--- ACTION ITEM ---
Please write out the complete listing that follows, exactly as it reads.

--- DATA LISTING ---

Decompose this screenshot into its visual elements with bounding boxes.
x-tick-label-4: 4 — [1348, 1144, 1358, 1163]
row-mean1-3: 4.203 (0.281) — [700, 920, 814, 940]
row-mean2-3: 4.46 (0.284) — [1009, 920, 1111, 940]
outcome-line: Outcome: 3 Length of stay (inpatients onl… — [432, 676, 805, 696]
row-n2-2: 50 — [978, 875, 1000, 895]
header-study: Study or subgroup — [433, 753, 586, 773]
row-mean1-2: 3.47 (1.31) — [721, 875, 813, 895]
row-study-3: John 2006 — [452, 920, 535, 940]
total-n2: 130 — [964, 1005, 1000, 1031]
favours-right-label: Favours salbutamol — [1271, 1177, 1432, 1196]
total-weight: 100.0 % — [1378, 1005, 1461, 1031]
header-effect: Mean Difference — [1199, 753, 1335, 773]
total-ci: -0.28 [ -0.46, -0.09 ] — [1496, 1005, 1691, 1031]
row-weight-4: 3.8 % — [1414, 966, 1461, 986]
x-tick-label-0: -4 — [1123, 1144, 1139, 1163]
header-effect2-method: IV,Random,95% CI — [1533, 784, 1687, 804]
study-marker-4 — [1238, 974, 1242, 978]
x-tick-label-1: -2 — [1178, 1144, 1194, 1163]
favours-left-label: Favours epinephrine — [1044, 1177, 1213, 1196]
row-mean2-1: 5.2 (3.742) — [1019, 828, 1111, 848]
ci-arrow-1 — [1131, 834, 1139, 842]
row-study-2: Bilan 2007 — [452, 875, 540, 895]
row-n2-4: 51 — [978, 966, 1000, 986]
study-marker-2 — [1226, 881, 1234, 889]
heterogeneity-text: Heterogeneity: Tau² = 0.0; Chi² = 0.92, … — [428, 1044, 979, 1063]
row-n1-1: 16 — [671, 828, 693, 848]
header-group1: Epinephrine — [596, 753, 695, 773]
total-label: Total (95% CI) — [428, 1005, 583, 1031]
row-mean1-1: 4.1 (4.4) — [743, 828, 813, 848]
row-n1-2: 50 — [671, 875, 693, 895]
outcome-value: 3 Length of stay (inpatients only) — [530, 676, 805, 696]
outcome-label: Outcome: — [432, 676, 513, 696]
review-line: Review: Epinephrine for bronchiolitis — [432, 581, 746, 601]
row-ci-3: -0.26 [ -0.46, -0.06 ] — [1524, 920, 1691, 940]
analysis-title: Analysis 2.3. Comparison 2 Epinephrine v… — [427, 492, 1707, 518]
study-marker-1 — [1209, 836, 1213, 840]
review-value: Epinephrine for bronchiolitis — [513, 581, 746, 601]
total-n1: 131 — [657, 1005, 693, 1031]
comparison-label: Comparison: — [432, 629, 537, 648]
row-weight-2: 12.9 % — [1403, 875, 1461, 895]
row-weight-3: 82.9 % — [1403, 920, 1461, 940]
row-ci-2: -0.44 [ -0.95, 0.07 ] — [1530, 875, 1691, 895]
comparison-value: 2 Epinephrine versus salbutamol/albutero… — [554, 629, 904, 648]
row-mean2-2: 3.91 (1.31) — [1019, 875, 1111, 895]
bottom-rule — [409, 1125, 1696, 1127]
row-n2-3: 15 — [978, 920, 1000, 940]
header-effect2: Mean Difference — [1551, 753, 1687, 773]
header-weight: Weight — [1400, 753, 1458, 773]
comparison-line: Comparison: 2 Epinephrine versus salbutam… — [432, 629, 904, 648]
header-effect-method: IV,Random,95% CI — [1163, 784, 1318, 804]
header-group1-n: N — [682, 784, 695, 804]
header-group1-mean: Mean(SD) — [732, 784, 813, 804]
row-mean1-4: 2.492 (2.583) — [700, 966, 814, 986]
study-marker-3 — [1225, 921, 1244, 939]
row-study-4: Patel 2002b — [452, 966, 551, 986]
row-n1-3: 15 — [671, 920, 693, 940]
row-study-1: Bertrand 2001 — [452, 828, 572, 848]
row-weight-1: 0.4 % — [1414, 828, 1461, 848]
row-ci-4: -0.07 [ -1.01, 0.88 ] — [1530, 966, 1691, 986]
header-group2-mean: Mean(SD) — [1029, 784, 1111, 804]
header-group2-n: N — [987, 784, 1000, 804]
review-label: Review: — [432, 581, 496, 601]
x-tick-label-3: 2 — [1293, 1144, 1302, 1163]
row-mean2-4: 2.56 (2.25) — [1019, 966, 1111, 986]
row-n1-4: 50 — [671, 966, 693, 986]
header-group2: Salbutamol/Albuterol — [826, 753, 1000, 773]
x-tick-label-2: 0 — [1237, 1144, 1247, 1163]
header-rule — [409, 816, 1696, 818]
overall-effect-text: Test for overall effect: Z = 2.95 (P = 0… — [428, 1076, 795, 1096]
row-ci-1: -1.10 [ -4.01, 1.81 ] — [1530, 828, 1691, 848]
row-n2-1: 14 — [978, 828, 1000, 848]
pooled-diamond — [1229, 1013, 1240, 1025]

--- ANSWER TO THIS PROBLEM ---
Decompose this screenshot into its visual elements with bounding boxes.
x-tick-label-4: 4 — [1348, 1144, 1358, 1163]
row-mean1-3: 4.203 (0.281) — [700, 920, 814, 940]
row-mean2-3: 4.46 (0.284) — [1009, 920, 1111, 940]
outcome-line: Outcome: 3 Length of stay (inpatients onl… — [432, 676, 805, 696]
row-n2-2: 50 — [978, 875, 1000, 895]
header-study: Study or subgroup — [433, 753, 586, 773]
row-mean1-2: 3.47 (1.31) — [721, 875, 813, 895]
row-study-3: John 2006 — [452, 920, 535, 940]
total-n2: 130 — [964, 1005, 1000, 1031]
favours-right-label: Favours salbutamol — [1271, 1177, 1432, 1196]
total-weight: 100.0 % — [1378, 1005, 1461, 1031]
header-effect: Mean Difference — [1199, 753, 1335, 773]
total-ci: -0.28 [ -0.46, -0.09 ] — [1496, 1005, 1691, 1031]
row-weight-4: 3.8 % — [1414, 966, 1461, 986]
x-tick-label-0: -4 — [1123, 1144, 1139, 1163]
header-effect2-method: IV,Random,95% CI — [1533, 784, 1687, 804]
study-marker-4 — [1238, 974, 1242, 978]
x-tick-label-1: -2 — [1178, 1144, 1194, 1163]
favours-left-label: Favours epinephrine — [1044, 1177, 1213, 1196]
row-mean2-1: 5.2 (3.742) — [1019, 828, 1111, 848]
ci-arrow-1 — [1131, 834, 1139, 842]
row-study-2: Bilan 2007 — [452, 875, 540, 895]
row-n2-4: 51 — [978, 966, 1000, 986]
study-marker-2 — [1226, 881, 1234, 889]
heterogeneity-text: Heterogeneity: Tau² = 0.0; Chi² = 0.92, … — [428, 1044, 979, 1063]
row-n1-1: 16 — [671, 828, 693, 848]
header-group1: Epinephrine — [596, 753, 695, 773]
total-label: Total (95% CI) — [428, 1005, 583, 1031]
row-mean1-1: 4.1 (4.4) — [743, 828, 813, 848]
row-n1-2: 50 — [671, 875, 693, 895]
outcome-value: 3 Length of stay (inpatients only) — [530, 676, 805, 696]
outcome-label: Outcome: — [432, 676, 513, 696]
review-line: Review: Epinephrine for bronchiolitis — [432, 581, 746, 601]
row-ci-3: -0.26 [ -0.46, -0.06 ] — [1524, 920, 1691, 940]
analysis-title: Analysis 2.3. Comparison 2 Epinephrine v… — [427, 492, 1707, 518]
study-marker-1 — [1209, 836, 1213, 840]
review-value: Epinephrine for bronchiolitis — [513, 581, 746, 601]
total-n1: 131 — [657, 1005, 693, 1031]
comparison-label: Comparison: — [432, 629, 537, 648]
row-weight-2: 12.9 % — [1403, 875, 1461, 895]
row-weight-3: 82.9 % — [1403, 920, 1461, 940]
row-ci-2: -0.44 [ -0.95, 0.07 ] — [1530, 875, 1691, 895]
comparison-value: 2 Epinephrine versus salbutamol/albutero… — [554, 629, 904, 648]
row-mean2-2: 3.91 (1.31) — [1019, 875, 1111, 895]
bottom-rule — [409, 1125, 1696, 1127]
row-n2-3: 15 — [978, 920, 1000, 940]
header-effect2: Mean Difference — [1551, 753, 1687, 773]
header-weight: Weight — [1400, 753, 1458, 773]
comparison-line: Comparison: 2 Epinephrine versus salbutam… — [432, 629, 904, 648]
header-effect-method: IV,Random,95% CI — [1163, 784, 1318, 804]
header-group1-n: N — [682, 784, 695, 804]
header-group1-mean: Mean(SD) — [732, 784, 813, 804]
row-mean1-4: 2.492 (2.583) — [700, 966, 814, 986]
study-marker-3 — [1225, 921, 1244, 939]
row-study-4: Patel 2002b — [452, 966, 551, 986]
row-n1-3: 15 — [671, 920, 693, 940]
row-study-1: Bertrand 2001 — [452, 828, 572, 848]
row-weight-1: 0.4 % — [1414, 828, 1461, 848]
row-ci-4: -0.07 [ -1.01, 0.88 ] — [1530, 966, 1691, 986]
header-group2-mean: Mean(SD) — [1029, 784, 1111, 804]
header-group2-n: N — [987, 784, 1000, 804]
review-label: Review: — [432, 581, 496, 601]
x-tick-label-3: 2 — [1293, 1144, 1302, 1163]
row-mean2-4: 2.56 (2.25) — [1019, 966, 1111, 986]
row-n1-4: 50 — [671, 966, 693, 986]
header-group2: Salbutamol/Albuterol — [826, 753, 1000, 773]
x-tick-label-2: 0 — [1237, 1144, 1247, 1163]
header-rule — [409, 816, 1696, 818]
overall-effect-text: Test for overall effect: Z = 2.95 (P = 0… — [428, 1076, 795, 1096]
row-ci-1: -1.10 [ -4.01, 1.81 ] — [1530, 828, 1691, 848]
row-n2-1: 14 — [978, 828, 1000, 848]
pooled-diamond — [1229, 1013, 1240, 1025]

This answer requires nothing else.